**Directive:** Can you arrange the lines in the items below, from the line with "Itemize the components" up to and including the line with "svg-text:17-Aug-2025: 17-Aug-2025 <box>328", as a JSON list of strings, one string per line, with any blank lines omitted?

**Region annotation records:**

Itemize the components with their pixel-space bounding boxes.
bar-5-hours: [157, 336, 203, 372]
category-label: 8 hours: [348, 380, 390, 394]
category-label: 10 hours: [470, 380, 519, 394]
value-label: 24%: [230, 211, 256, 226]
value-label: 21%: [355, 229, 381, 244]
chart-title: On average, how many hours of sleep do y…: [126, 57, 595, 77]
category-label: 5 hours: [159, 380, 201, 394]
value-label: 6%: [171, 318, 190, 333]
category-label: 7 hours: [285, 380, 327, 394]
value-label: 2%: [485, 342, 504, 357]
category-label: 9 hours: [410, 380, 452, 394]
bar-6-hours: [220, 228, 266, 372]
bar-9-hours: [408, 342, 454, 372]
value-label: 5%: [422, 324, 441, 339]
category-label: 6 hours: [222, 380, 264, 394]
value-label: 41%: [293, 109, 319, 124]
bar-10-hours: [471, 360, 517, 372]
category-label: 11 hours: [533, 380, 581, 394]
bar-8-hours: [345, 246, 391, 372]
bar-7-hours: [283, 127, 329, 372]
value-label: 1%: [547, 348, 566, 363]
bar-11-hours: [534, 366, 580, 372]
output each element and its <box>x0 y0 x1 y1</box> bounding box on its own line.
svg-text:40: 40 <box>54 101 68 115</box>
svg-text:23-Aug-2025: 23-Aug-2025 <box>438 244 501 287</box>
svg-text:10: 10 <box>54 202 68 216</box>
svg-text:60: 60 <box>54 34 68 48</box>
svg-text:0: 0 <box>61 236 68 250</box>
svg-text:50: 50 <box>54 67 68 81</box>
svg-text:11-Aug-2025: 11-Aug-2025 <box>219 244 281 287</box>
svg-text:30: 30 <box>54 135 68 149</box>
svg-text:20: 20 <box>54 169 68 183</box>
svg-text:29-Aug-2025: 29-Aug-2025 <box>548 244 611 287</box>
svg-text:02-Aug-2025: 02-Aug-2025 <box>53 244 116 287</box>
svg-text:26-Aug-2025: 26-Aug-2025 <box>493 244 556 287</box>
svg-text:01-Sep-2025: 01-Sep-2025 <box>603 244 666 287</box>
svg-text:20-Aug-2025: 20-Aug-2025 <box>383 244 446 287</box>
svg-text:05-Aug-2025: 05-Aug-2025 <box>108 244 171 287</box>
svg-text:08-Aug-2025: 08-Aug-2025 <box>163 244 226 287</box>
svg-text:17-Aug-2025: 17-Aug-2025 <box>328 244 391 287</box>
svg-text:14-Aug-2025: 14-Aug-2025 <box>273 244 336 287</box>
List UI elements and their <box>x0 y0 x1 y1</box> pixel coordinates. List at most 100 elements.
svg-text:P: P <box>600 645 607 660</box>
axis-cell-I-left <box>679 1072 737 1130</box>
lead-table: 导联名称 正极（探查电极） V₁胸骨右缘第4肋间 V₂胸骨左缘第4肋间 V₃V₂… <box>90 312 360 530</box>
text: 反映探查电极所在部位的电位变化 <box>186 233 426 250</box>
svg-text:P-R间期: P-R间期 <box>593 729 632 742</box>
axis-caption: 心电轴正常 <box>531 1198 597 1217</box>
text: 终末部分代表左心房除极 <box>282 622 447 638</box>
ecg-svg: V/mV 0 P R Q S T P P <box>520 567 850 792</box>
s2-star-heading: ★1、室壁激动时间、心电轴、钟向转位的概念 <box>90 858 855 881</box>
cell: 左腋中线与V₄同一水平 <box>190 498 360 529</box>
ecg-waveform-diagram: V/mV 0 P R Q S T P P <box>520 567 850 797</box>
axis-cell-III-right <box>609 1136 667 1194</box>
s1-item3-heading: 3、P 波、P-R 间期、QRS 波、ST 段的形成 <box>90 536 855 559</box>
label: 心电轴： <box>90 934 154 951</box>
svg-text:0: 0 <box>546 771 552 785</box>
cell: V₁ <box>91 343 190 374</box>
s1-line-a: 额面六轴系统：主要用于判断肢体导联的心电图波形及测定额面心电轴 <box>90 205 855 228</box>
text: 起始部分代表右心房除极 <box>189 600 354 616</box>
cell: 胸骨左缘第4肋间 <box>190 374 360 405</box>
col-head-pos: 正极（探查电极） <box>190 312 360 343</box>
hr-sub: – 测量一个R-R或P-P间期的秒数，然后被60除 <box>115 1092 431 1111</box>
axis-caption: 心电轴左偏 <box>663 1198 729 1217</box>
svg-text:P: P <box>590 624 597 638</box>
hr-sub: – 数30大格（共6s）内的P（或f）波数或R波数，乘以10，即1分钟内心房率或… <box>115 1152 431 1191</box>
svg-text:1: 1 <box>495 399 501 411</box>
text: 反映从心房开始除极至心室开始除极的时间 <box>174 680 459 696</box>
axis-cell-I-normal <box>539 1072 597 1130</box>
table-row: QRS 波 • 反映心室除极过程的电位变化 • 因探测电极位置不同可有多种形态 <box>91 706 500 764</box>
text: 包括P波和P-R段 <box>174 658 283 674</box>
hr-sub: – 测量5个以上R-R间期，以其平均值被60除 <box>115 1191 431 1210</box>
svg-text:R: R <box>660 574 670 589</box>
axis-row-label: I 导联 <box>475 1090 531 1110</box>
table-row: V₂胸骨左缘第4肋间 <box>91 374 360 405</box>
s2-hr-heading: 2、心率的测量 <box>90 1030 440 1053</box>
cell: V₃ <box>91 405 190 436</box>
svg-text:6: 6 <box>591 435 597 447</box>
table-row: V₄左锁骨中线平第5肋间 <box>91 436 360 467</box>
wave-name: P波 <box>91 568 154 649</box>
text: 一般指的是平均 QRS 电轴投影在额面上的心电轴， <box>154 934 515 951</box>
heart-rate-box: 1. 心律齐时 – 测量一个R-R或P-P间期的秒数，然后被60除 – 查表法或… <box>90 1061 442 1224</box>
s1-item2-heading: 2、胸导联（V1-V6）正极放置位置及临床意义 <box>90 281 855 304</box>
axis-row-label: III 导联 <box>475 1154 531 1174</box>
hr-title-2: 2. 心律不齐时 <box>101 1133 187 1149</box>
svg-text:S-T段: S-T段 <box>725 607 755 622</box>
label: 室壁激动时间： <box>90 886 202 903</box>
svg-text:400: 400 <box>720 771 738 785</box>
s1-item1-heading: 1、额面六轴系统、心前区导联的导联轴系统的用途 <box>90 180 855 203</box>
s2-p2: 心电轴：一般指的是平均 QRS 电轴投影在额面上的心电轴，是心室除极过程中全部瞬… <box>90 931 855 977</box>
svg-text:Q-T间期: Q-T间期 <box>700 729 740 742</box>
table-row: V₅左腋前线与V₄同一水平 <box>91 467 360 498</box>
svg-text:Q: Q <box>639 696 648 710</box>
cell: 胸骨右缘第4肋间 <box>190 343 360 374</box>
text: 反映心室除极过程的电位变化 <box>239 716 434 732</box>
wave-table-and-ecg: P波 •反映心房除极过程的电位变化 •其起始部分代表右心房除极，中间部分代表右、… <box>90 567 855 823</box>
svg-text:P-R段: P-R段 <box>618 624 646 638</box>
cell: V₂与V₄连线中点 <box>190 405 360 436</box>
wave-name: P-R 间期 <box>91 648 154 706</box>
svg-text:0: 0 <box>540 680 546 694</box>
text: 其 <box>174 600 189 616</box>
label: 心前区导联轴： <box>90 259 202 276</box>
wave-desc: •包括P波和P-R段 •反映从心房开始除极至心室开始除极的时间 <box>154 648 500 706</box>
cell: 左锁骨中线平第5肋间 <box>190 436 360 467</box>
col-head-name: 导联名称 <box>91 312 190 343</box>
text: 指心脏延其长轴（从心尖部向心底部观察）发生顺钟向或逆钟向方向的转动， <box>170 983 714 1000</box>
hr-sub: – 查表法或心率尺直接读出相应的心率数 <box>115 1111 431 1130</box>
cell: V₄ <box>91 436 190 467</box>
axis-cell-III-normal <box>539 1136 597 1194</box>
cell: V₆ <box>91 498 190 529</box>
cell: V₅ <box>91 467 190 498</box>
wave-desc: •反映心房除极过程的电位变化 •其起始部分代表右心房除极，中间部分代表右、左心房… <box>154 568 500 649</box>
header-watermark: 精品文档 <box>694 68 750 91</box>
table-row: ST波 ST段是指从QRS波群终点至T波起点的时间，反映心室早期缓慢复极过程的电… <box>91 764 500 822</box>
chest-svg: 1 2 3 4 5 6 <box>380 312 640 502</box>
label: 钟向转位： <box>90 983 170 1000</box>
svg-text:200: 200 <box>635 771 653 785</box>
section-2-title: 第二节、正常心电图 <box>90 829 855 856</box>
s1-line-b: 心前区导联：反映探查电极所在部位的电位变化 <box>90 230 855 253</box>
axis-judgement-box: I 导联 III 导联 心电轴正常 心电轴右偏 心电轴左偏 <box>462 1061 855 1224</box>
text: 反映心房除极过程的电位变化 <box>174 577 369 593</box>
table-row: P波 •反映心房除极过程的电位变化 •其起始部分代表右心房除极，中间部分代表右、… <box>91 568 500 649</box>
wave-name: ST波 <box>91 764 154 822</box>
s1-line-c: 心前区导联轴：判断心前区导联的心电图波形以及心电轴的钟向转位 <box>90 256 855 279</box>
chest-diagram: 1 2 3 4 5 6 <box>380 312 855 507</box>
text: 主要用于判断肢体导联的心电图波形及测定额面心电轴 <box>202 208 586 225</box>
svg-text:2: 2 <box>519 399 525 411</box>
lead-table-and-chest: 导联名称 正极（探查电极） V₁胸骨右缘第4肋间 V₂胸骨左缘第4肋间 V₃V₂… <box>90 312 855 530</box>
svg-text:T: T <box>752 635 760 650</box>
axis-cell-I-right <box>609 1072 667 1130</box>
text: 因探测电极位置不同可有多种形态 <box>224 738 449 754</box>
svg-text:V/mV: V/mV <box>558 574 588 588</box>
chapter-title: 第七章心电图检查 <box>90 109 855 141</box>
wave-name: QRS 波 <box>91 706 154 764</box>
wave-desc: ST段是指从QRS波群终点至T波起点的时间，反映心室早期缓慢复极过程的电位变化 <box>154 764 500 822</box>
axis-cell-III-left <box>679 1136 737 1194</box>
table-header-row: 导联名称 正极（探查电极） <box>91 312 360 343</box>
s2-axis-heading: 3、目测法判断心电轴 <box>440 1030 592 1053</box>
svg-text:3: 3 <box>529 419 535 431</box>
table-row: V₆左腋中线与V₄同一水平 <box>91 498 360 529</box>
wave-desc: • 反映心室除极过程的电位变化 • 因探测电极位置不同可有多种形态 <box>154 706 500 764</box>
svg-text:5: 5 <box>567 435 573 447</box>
---
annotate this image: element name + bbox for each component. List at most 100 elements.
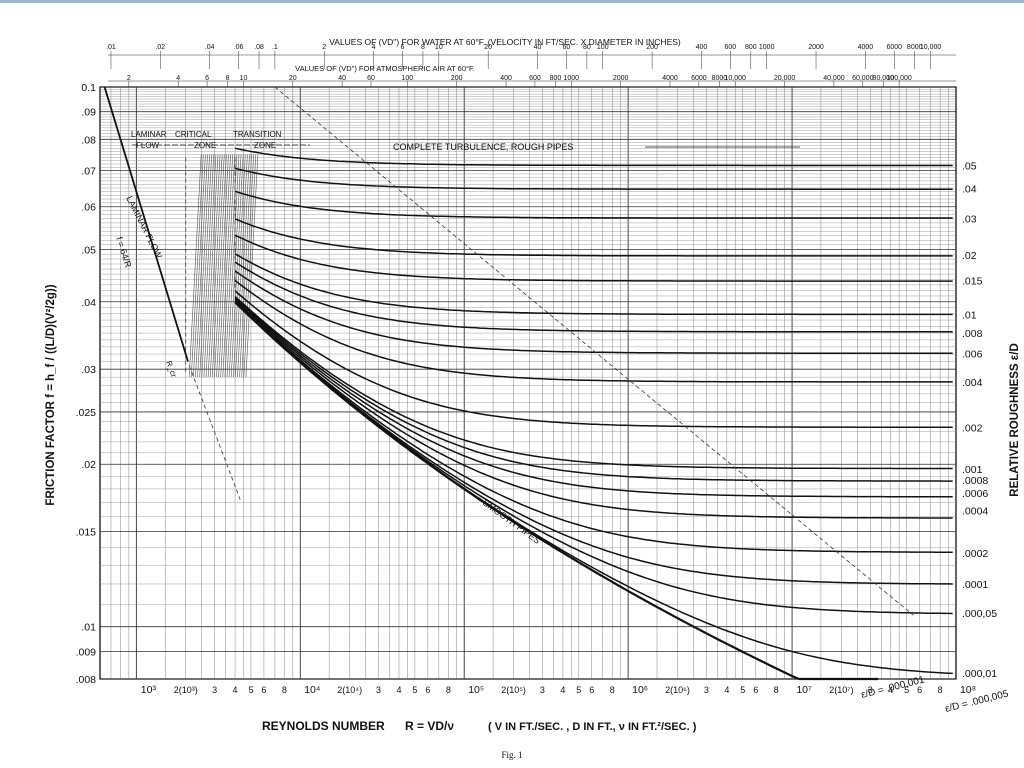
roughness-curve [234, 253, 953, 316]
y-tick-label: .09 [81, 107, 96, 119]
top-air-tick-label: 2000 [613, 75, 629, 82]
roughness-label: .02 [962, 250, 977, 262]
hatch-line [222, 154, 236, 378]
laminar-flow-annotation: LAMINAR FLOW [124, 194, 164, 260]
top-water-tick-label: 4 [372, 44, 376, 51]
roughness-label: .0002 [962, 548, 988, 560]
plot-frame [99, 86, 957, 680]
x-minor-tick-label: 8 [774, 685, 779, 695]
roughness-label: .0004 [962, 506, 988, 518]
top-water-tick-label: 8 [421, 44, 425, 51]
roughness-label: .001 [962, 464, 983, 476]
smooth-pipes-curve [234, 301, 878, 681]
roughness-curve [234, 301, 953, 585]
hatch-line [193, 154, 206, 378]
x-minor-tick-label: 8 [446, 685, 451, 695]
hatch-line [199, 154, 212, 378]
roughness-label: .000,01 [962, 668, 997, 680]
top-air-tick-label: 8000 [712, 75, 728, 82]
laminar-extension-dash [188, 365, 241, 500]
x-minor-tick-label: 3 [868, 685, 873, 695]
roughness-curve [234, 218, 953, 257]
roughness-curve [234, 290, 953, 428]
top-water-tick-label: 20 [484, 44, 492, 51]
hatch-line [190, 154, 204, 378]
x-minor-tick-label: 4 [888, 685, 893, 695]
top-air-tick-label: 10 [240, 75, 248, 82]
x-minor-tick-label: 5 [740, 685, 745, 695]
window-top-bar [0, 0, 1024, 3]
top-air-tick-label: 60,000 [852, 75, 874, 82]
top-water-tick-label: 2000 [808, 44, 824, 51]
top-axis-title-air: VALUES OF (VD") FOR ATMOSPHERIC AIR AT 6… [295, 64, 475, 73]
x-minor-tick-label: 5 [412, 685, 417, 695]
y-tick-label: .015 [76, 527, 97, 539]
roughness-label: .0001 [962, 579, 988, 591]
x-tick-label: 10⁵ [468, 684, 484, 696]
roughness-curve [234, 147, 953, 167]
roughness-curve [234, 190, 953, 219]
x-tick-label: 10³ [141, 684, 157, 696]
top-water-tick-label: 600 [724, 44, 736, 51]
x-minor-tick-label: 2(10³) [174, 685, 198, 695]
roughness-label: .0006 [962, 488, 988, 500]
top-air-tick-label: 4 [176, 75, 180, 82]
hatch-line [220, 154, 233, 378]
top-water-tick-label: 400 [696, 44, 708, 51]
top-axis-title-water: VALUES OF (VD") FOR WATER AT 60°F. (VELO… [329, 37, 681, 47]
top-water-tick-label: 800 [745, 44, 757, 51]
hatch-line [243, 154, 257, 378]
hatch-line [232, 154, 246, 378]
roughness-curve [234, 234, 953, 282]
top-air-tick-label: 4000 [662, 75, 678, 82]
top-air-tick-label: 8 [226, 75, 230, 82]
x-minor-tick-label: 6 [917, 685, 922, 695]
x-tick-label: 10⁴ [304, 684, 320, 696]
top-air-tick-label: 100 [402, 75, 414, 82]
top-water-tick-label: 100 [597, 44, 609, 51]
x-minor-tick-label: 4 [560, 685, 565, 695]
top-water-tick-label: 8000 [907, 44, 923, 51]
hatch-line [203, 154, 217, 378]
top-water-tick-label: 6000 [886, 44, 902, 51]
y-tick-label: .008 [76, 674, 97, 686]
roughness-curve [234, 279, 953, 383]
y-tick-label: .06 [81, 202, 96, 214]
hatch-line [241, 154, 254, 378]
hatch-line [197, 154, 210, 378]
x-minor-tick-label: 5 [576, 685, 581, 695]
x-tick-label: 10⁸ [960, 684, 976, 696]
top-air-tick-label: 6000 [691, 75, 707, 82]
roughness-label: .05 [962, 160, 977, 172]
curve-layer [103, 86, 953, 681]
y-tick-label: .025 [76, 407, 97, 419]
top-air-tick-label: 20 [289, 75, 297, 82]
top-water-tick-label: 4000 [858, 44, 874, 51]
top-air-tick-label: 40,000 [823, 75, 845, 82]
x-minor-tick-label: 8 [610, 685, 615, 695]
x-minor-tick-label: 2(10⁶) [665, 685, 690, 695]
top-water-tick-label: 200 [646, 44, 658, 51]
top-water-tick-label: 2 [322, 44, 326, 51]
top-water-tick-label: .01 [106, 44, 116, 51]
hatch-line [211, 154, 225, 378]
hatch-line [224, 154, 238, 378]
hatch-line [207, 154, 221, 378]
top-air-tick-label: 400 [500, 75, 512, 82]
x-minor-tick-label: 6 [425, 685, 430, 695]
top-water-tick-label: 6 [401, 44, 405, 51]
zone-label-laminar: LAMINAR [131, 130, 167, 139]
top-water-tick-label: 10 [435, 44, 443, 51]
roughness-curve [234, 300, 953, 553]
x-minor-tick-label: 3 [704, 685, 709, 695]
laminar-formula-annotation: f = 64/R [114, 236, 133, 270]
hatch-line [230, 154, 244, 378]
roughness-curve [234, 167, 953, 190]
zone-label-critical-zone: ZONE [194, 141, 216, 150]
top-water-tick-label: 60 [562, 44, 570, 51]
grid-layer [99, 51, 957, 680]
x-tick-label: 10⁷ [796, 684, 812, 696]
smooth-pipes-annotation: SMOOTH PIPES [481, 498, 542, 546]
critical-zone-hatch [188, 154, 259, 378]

**The result:**
[
  "Itemize the components with their pixel-space bounding boxes.",
  "bar-5-hours: [157, 336, 203, 372]",
  "category-label: 8 hours: [348, 380, 390, 394]",
  "category-label: 10 hours: [470, 380, 519, 394]",
  "value-label: 24%: [230, 211, 256, 226]",
  "value-label: 21%: [355, 229, 381, 244]",
  "chart-title: On average, how many hours of sleep do y…: [126, 57, 595, 77]",
  "category-label: 5 hours: [159, 380, 201, 394]",
  "value-label: 6%: [171, 318, 190, 333]",
  "category-label: 7 hours: [285, 380, 327, 394]",
  "value-label: 2%: [485, 342, 504, 357]",
  "category-label: 9 hours: [410, 380, 452, 394]",
  "bar-6-hours: [220, 228, 266, 372]",
  "bar-9-hours: [408, 342, 454, 372]",
  "value-label: 5%: [422, 324, 441, 339]",
  "category-label: 6 hours: [222, 380, 264, 394]",
  "value-label: 41%: [293, 109, 319, 124]",
  "bar-10-hours: [471, 360, 517, 372]",
  "category-label: 11 hours: [533, 380, 581, 394]",
  "bar-8-hours: [345, 246, 391, 372]",
  "bar-7-hours: [283, 127, 329, 372]",
  "value-label: 1%: [547, 348, 566, 363]",
  "bar-11-hours: [534, 366, 580, 372]",
  "output each element and its <box>x0 y0 x1 y1</box> bounding box on its own line.",
  "svg-text:40: 40 <box>54 101 68 115</box>",
  "svg-text:23-Aug-2025: 23-Aug-2025 <box>438 244 501 287</box>",
  "svg-text:10: 10 <box>54 202 68 216</box>",
  "svg-text:60: 60 <box>54 34 68 48</box>",
  "svg-text:0: 0 <box>61 236 68 250</box>",
  "svg-text:50: 50 <box>54 67 68 81</box>",
  "svg-text:11-Aug-2025: 11-Aug-2025 <box>219 244 281 287</box>",
  "svg-text:30: 30 <box>54 135 68 149</box>",
  "svg-text:20: 20 <box>54 169 68 183</box>",
  "svg-text:29-Aug-2025: 29-Aug-2025 <box>548 244 611 287</box>",
  "svg-text:02-Aug-2025: 02-Aug-2025 <box>53 244 116 287</box>",
  "svg-text:26-Aug-2025: 26-Aug-2025 <box>493 244 556 287</box>",
  "svg-text:01-Sep-2025: 01-Sep-2025 <box>603 244 666 287</box>",
  "svg-text:20-Aug-2025: 20-Aug-2025 <box>383 244 446 287</box>",
  "svg-text:05-Aug-2025: 05-Aug-2025 <box>108 244 171 287</box>",
  "svg-text:08-Aug-2025: 08-Aug-2025 <box>163 244 226 287</box>",
  "svg-text:17-Aug-2025: 17-Aug-2025 <box>328 244 391 287</box>"
]